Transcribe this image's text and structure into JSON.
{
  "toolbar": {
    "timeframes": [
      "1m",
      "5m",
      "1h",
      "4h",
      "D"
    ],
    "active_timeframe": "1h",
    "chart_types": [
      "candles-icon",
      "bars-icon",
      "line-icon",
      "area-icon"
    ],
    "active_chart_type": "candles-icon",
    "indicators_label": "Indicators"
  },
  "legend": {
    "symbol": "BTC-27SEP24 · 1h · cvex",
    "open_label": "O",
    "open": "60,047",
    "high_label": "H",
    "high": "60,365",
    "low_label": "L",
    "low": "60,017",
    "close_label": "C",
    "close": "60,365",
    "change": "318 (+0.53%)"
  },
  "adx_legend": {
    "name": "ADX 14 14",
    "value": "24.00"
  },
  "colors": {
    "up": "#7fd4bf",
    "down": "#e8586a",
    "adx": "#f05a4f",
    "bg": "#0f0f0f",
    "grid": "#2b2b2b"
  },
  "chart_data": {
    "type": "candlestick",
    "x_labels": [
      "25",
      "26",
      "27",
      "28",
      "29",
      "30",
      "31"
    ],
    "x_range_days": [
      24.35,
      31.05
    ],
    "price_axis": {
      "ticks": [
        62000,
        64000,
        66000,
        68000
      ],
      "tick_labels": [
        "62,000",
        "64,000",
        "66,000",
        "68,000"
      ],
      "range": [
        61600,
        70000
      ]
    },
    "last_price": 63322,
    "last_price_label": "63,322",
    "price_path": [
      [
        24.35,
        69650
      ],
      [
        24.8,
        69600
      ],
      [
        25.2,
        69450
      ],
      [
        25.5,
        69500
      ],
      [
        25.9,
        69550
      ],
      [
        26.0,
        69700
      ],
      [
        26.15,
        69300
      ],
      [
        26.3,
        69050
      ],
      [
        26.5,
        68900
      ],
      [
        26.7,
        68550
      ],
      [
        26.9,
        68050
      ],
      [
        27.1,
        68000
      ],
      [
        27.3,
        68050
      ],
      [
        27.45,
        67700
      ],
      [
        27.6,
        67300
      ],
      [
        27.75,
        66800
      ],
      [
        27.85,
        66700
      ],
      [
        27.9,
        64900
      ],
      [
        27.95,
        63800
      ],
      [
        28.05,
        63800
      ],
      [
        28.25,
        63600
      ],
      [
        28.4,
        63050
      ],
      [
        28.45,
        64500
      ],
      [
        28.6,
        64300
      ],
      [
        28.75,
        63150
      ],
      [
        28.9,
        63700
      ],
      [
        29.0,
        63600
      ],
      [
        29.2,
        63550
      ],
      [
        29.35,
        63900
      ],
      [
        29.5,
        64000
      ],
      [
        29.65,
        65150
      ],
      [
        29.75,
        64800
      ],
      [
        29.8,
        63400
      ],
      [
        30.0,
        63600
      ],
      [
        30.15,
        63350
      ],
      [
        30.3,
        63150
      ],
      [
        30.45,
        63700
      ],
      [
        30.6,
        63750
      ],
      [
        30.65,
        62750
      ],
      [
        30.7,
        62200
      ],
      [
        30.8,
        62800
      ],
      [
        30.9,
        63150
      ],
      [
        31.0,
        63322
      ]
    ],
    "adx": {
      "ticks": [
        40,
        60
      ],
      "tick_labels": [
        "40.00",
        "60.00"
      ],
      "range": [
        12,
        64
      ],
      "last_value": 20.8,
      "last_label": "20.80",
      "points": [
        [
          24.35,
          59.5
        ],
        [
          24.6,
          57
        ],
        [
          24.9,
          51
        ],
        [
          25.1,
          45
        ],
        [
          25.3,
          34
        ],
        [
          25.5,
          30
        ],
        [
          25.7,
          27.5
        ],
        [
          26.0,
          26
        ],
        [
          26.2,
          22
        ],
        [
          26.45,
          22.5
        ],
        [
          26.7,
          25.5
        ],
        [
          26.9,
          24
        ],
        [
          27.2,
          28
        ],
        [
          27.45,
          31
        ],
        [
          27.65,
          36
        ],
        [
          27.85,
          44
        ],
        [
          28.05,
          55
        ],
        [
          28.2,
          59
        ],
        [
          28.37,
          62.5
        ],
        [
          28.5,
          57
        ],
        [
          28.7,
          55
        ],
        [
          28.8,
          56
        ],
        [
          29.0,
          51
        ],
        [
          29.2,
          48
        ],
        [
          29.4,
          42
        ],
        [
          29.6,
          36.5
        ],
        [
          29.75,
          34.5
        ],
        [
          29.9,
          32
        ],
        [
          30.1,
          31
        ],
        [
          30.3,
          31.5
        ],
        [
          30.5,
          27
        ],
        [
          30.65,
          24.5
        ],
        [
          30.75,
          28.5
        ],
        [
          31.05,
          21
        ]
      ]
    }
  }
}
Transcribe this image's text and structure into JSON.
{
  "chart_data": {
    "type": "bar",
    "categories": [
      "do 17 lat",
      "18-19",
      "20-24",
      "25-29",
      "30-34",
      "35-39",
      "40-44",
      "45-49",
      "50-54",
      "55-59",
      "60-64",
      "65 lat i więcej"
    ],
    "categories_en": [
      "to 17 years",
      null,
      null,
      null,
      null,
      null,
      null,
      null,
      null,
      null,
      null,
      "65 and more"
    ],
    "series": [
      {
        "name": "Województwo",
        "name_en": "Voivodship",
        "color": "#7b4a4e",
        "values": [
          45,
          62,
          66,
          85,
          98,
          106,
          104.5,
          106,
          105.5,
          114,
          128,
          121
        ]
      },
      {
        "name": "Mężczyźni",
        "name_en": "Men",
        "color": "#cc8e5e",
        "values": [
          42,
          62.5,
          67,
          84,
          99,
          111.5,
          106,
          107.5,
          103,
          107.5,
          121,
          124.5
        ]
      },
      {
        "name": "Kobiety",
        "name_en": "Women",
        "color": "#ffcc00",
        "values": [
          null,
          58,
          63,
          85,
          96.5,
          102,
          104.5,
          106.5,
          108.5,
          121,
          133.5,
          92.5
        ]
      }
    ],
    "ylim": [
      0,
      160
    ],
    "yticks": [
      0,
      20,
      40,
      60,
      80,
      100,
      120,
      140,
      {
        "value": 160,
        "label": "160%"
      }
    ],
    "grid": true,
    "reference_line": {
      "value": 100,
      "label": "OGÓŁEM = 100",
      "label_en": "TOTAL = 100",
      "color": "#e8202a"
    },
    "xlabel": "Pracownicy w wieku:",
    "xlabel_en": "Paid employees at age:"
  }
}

+ + +

__EXERCISE__
Repeat the records above exactly.

__ANSWER FOR THE TASK__
Transcribe this image's text and structure into JSON.
{
  "toolbar": {
    "timeframes": [
      "1m",
      "5m",
      "1h",
      "4h",
      "D"
    ],
    "active_timeframe": "1h",
    "chart_types": [
      "candles-icon",
      "bars-icon",
      "line-icon",
      "area-icon"
    ],
    "active_chart_type": "candles-icon",
    "indicators_label": "Indicators"
  },
  "legend": {
    "symbol": "BTC-27SEP24 · 1h · cvex",
    "open_label": "O",
    "open": "60,047",
    "high_label": "H",
    "high": "60,365",
    "low_label": "L",
    "low": "60,017",
    "close_label": "C",
    "close": "60,365",
    "change": "318 (+0.53%)"
  },
  "adx_legend": {
    "name": "ADX 14 14",
    "value": "24.00"
  },
  "colors": {
    "up": "#7fd4bf",
    "down": "#e8586a",
    "adx": "#f05a4f",
    "bg": "#0f0f0f",
    "grid": "#2b2b2b"
  },
  "chart_data": {
    "type": "candlestick",
    "x_labels": [
      "25",
      "26",
      "27",
      "28",
      "29",
      "30",
      "31"
    ],
    "x_range_days": [
      24.35,
      31.05
    ],
    "price_axis": {
      "ticks": [
        62000,
        64000,
        66000,
        68000
      ],
      "tick_labels": [
        "62,000",
        "64,000",
        "66,000",
        "68,000"
      ],
      "range": [
        61600,
        70000
      ]
    },
    "last_price": 63322,
    "last_price_label": "63,322",
    "price_path": [
      [
        24.35,
        69650
      ],
      [
        24.8,
        69600
      ],
      [
        25.2,
        69450
      ],
      [
        25.5,
        69500
      ],
      [
        25.9,
        69550
      ],
      [
        26.0,
        69700
      ],
      [
        26.15,
        69300
      ],
      [
        26.3,
        69050
      ],
      [
        26.5,
        68900
      ],
      [
        26.7,
        68550
      ],
      [
        26.9,
        68050
      ],
      [
        27.1,
        68000
      ],
      [
        27.3,
        68050
      ],
      [
        27.45,
        67700
      ],
      [
        27.6,
        67300
      ],
      [
        27.75,
        66800
      ],
      [
        27.85,
        66700
      ],
      [
        27.9,
        64900
      ],
      [
        27.95,
        63800
      ],
      [
        28.05,
        63800
      ],
      [
        28.25,
        63600
      ],
      [
        28.4,
        63050
      ],
      [
        28.45,
        64500
      ],
      [
        28.6,
        64300
      ],
      [
        28.75,
        63150
      ],
      [
        28.9,
        63700
      ],
      [
        29.0,
        63600
      ],
      [
        29.2,
        63550
      ],
      [
        29.35,
        63900
      ],
      [
        29.5,
        64000
      ],
      [
        29.65,
        65150
      ],
      [
        29.75,
        64800
      ],
      [
        29.8,
        63400
      ],
      [
        30.0,
        63600
      ],
      [
        30.15,
        63350
      ],
      [
        30.3,
        63150
      ],
      [
        30.45,
        63700
      ],
      [
        30.6,
        63750
      ],
      [
        30.65,
        62750
      ],
      [
        30.7,
        62200
      ],
      [
        30.8,
        62800
      ],
      [
        30.9,
        63150
      ],
      [
        31.0,
        63322
      ]
    ],
    "adx": {
      "ticks": [
        40,
        60
      ],
      "tick_labels": [
        "40.00",
        "60.00"
      ],
      "range": [
        12,
        64
      ],
      "last_value": 20.8,
      "last_label": "20.80",
      "points": [
        [
          24.35,
          59.5
        ],
        [
          24.6,
          57
        ],
        [
          24.9,
          51
        ],
        [
          25.1,
          45
        ],
        [
          25.3,
          34
        ],
        [
          25.5,
          30
        ],
        [
          25.7,
          27.5
        ],
        [
          26.0,
          26
        ],
        [
          26.2,
          22
        ],
        [
          26.45,
          22.5
        ],
        [
          26.7,
          25.5
        ],
        [
          26.9,
          24
        ],
        [
          27.2,
          28
        ],
        [
          27.45,
          31
        ],
        [
          27.65,
          36
        ],
        [
          27.85,
          44
        ],
        [
          28.05,
          55
        ],
        [
          28.2,
          59
        ],
        [
          28.37,
          62.5
        ],
        [
          28.5,
          57
        ],
        [
          28.7,
          55
        ],
        [
          28.8,
          56
        ],
        [
          29.0,
          51
        ],
        [
          29.2,
          48
        ],
        [
          29.4,
          42
        ],
        [
          29.6,
          36.5
        ],
        [
          29.75,
          34.5
        ],
        [
          29.9,
          32
        ],
        [
          30.1,
          31
        ],
        [
          30.3,
          31.5
        ],
        [
          30.5,
          27
        ],
        [
          30.65,
          24.5
        ],
        [
          30.75,
          28.5
        ],
        [
          31.05,
          21
        ]
      ]
    }
  }
}
Transcribe this image's text and structure into JSON.
{
  "chart_data": {
    "type": "bar",
    "categories": [
      "do 17 lat",
      "18-19",
      "20-24",
      "25-29",
      "30-34",
      "35-39",
      "40-44",
      "45-49",
      "50-54",
      "55-59",
      "60-64",
      "65 lat i więcej"
    ],
    "categories_en": [
      "to 17 years",
      null,
      null,
      null,
      null,
      null,
      null,
      null,
      null,
      null,
      null,
      "65 and more"
    ],
    "series": [
      {
        "name": "Województwo",
        "name_en": "Voivodship",
        "color": "#7b4a4e",
        "values": [
          45,
          62,
          66,
          85,
          98,
          106,
          104.5,
          106,
          105.5,
          114,
          128,
          121
        ]
      },
      {
        "name": "Mężczyźni",
        "name_en": "Men",
        "color": "#cc8e5e",
        "values": [
          42,
          62.5,
          67,
          84,
          99,
          111.5,
          106,
          107.5,
          103,
          107.5,
          121,
          124.5
        ]
      },
      {
        "name": "Kobiety",
        "name_en": "Women",
        "color": "#ffcc00",
        "values": [
          null,
          58,
          63,
          85,
          96.5,
          102,
          104.5,
          106.5,
          108.5,
          121,
          133.5,
          92.5
        ]
      }
    ],
    "ylim": [
      0,
      160
    ],
    "yticks": [
      0,
      20,
      40,
      60,
      80,
      100,
      120,
      140,
      {
        "value": 160,
        "label": "160%"
      }
    ],
    "grid": true,
    "reference_line": {
      "value": 100,
      "label": "OGÓŁEM = 100",
      "label_en": "TOTAL = 100",
      "color": "#e8202a"
    },
    "xlabel": "Pracownicy w wieku:",
    "xlabel_en": "Paid employees at age:"
  }
}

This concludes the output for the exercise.